→ **WORK REQUIRED**
Assemble all lines in which the string "Import" appears.

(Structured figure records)
>>>>
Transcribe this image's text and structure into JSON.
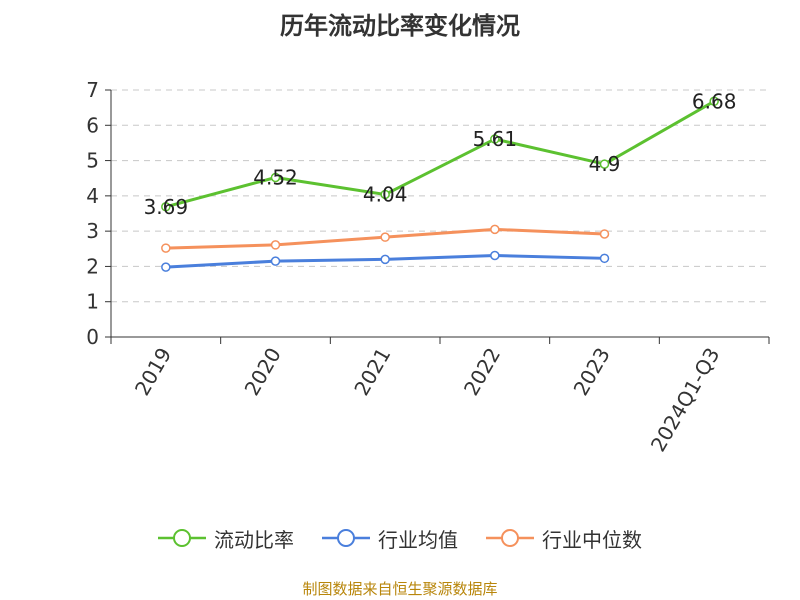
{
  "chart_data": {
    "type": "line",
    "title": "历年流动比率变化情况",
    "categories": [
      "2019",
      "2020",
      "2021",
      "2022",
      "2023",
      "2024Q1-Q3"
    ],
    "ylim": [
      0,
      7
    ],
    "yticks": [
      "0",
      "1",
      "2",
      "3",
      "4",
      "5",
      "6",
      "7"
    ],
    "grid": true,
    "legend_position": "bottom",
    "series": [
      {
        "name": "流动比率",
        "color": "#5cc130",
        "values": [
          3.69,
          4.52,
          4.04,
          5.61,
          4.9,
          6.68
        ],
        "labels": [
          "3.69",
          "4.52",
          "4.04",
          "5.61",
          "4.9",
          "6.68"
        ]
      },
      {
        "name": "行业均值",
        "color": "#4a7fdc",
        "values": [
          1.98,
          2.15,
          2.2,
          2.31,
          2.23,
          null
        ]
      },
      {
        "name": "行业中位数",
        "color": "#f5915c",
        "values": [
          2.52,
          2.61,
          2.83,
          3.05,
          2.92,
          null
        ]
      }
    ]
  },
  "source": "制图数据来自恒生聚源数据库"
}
<<<<
>>>>
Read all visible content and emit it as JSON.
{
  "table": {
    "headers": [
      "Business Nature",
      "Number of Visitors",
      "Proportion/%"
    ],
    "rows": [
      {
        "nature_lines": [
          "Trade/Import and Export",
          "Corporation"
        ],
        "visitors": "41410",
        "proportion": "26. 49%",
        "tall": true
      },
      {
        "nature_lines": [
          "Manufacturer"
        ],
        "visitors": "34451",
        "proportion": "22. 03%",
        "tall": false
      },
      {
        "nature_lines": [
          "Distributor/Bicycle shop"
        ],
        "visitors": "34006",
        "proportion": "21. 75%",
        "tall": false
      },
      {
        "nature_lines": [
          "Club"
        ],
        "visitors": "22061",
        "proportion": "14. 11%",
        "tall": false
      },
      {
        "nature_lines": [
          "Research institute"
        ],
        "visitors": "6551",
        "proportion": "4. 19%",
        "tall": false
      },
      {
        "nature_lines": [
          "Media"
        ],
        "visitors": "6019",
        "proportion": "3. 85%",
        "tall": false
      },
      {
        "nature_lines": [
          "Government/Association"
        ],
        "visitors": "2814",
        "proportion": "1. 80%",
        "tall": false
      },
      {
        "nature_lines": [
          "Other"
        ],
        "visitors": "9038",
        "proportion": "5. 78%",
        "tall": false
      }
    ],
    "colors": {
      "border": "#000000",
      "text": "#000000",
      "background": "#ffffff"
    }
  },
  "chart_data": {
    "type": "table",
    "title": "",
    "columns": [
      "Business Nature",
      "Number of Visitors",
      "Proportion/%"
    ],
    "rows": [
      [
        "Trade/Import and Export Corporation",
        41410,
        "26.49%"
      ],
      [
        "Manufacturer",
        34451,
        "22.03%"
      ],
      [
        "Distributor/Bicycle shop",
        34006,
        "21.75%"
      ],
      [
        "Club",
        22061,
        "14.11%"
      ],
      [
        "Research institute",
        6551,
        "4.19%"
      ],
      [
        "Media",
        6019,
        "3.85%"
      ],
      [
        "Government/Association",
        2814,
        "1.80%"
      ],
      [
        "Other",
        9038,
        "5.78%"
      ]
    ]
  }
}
<<<<
→ **TASK ANSWER**
          "Trade/Import and Export",
        "Trade/Import and Export Corporation",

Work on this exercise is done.